___ Data shown ___

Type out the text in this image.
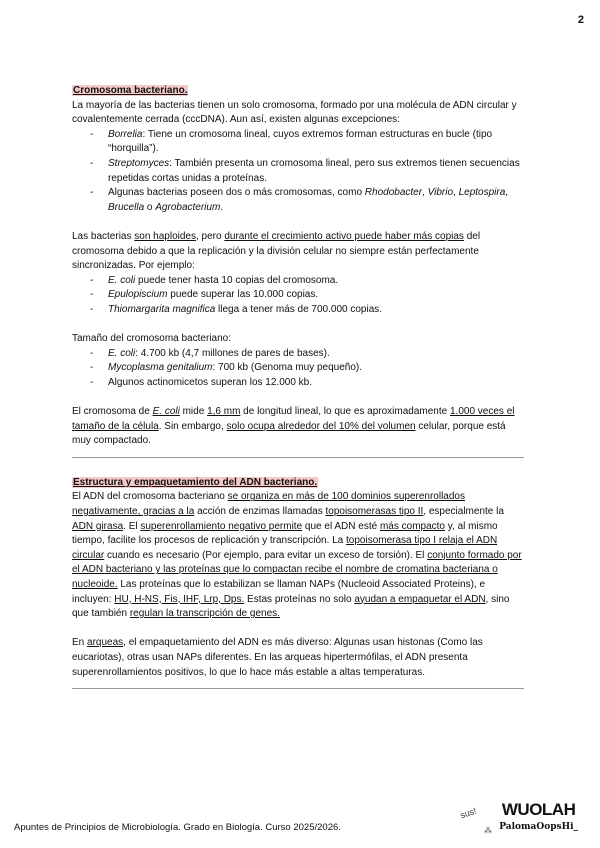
2
Cromosoma bacteriano.

La mayoría de las bacterias tienen un solo cromosoma, formado por una molécula de ADN circular y covalentemente cerrada (cccDNA). Aun así, existen algunas excepciones:

- Borrelia: Tiene un cromosoma lineal, cuyos extremos forman estructuras en bucle (tipo “horquilla”).
- Streptomyces: También presenta un cromosoma lineal, pero sus extremos tienen secuencias repetidas cortas unidas a proteínas.
- Algunas bacterias poseen dos o más cromosomas, como Rhodobacter, Vibrio, Leptospira, Brucella o Agrobacterium.

Las bacterias son haploides, pero durante el crecimiento activo puede haber más copias del cromosoma debido a que la replicación y la división celular no siempre están perfectamente sincronizadas. Por ejemplo:

- E. coli puede tener hasta 10 copias del cromosoma.
- Epulopiscium puede superar las 10.000 copias.
- Thiomargarita magnifica llega a tener más de 700.000 copias.

Tamaño del cromosoma bacteriano:

- E. coli: 4.700 kb (4,7 millones de pares de bases).
- Mycoplasma genitalium: 700 kb (Genoma muy pequeño).
- Algunos actinomicetos superan los 12.000 kb.

El cromosoma de E. coli mide 1,6 mm de longitud lineal, lo que es aproximadamente 1.000 veces el tamaño de la célula. Sin embargo, solo ocupa alrededor del 10% del volumen celular, porque está muy compactado.

Estructura y empaquetamiento del ADN bacteriano.

El ADN del cromosoma bacteriano se organiza en más de 100 dominios superenrollados negativamente, gracias a la acción de enzimas llamadas topoisomerasas tipo II, especialmente la ADN girasa. El superenrollamiento negativo permite que el ADN esté más compacto y, al mismo tiempo, facilite los procesos de replicación y transcripción. La topoisomerasa tipo I relaja el ADN circular cuando es necesario (Por ejemplo, para evitar un exceso de torsión). El conjunto formado por el ADN bacteriano y las proteínas que lo compactan recibe el nombre de cromatina bacteriana o nucleoide. Las proteínas que lo estabilizan se llaman NAPs (Nucleoid Associated Proteins), e incluyen: HU, H-NS, Fis, IHF, Lrp, Dps. Estas proteínas no solo ayudan a empaquetar el ADN, sino que también regulan la transcripción de genes.

En arqueas, el empaquetamiento del ADN es más diverso: Algunas usan histonas (Como las eucariotas), otras usan NAPs diferentes. En las arqueas hipertermófilas, el ADN presenta superenrollamientos positivos, lo que lo hace más estable a altas temperaturas.

sus!
⁂
Apuntes de Principios de Microbiología. Grado en Biología. Curso 2025/2026.
WUOLAH
PalomaOopsHi_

___

→ Required action: Where pictures sit among the data above, omit them, and output the rest exactly.

→ Result:
Type out the text in this image.
2
Cromosoma bacteriano.

La mayoría de las bacterias tienen un solo cromosoma, formado por una molécula de ADN circular y covalentemente cerrada (cccDNA). Aun así, existen algunas excepciones:

- Borrelia: Tiene un cromosoma lineal, cuyos extremos forman estructuras en bucle (tipo “horquilla”).
- Streptomyces: También presenta un cromosoma lineal, pero sus extremos tienen secuencias repetidas cortas unidas a proteínas.
- Algunas bacterias poseen dos o más cromosomas, como Rhodobacter, Vibrio, Leptospira, Brucella o Agrobacterium.

Las bacterias son haploides, pero durante el crecimiento activo puede haber más copias del cromosoma debido a que la replicación y la división celular no siempre están perfectamente sincronizadas. Por ejemplo:

- E. coli puede tener hasta 10 copias del cromosoma.
- Epulopiscium puede superar las 10.000 copias.
- Thiomargarita magnifica llega a tener más de 700.000 copias.

Tamaño del cromosoma bacteriano:

- E. coli: 4.700 kb (4,7 millones de pares de bases).
- Mycoplasma genitalium: 700 kb (Genoma muy pequeño).
- Algunos actinomicetos superan los 12.000 kb.

El cromosoma de E. coli mide 1,6 mm de longitud lineal, lo que es aproximadamente 1.000 veces el tamaño de la célula. Sin embargo, solo ocupa alrededor del 10% del volumen celular, porque está muy compactado.

Estructura y empaquetamiento del ADN bacteriano.

El ADN del cromosoma bacteriano se organiza en más de 100 dominios superenrollados negativamente, gracias a la acción de enzimas llamadas topoisomerasas tipo II, especialmente la ADN girasa. El superenrollamiento negativo permite que el ADN esté más compacto y, al mismo tiempo, facilite los procesos de replicación y transcripción. La topoisomerasa tipo I relaja el ADN circular cuando es necesario (Por ejemplo, para evitar un exceso de torsión). El conjunto formado por el ADN bacteriano y las proteínas que lo compactan recibe el nombre de cromatina bacteriana o nucleoide. Las proteínas que lo estabilizan se llaman NAPs (Nucleoid Associated Proteins), e incluyen: HU, H-NS, Fis, IHF, Lrp, Dps. Estas proteínas no solo ayudan a empaquetar el ADN, sino que también regulan la transcripción de genes.

En arqueas, el empaquetamiento del ADN es más diverso: Algunas usan histonas (Como las eucariotas), otras usan NAPs diferentes. En las arqueas hipertermófilas, el ADN presenta superenrollamientos positivos, lo que lo hace más estable a altas temperaturas.

sus!
⁂
Apuntes de Principios de Microbiología. Grado en Biología. Curso 2025/2026.
WUOLAH
PalomaOopsHi_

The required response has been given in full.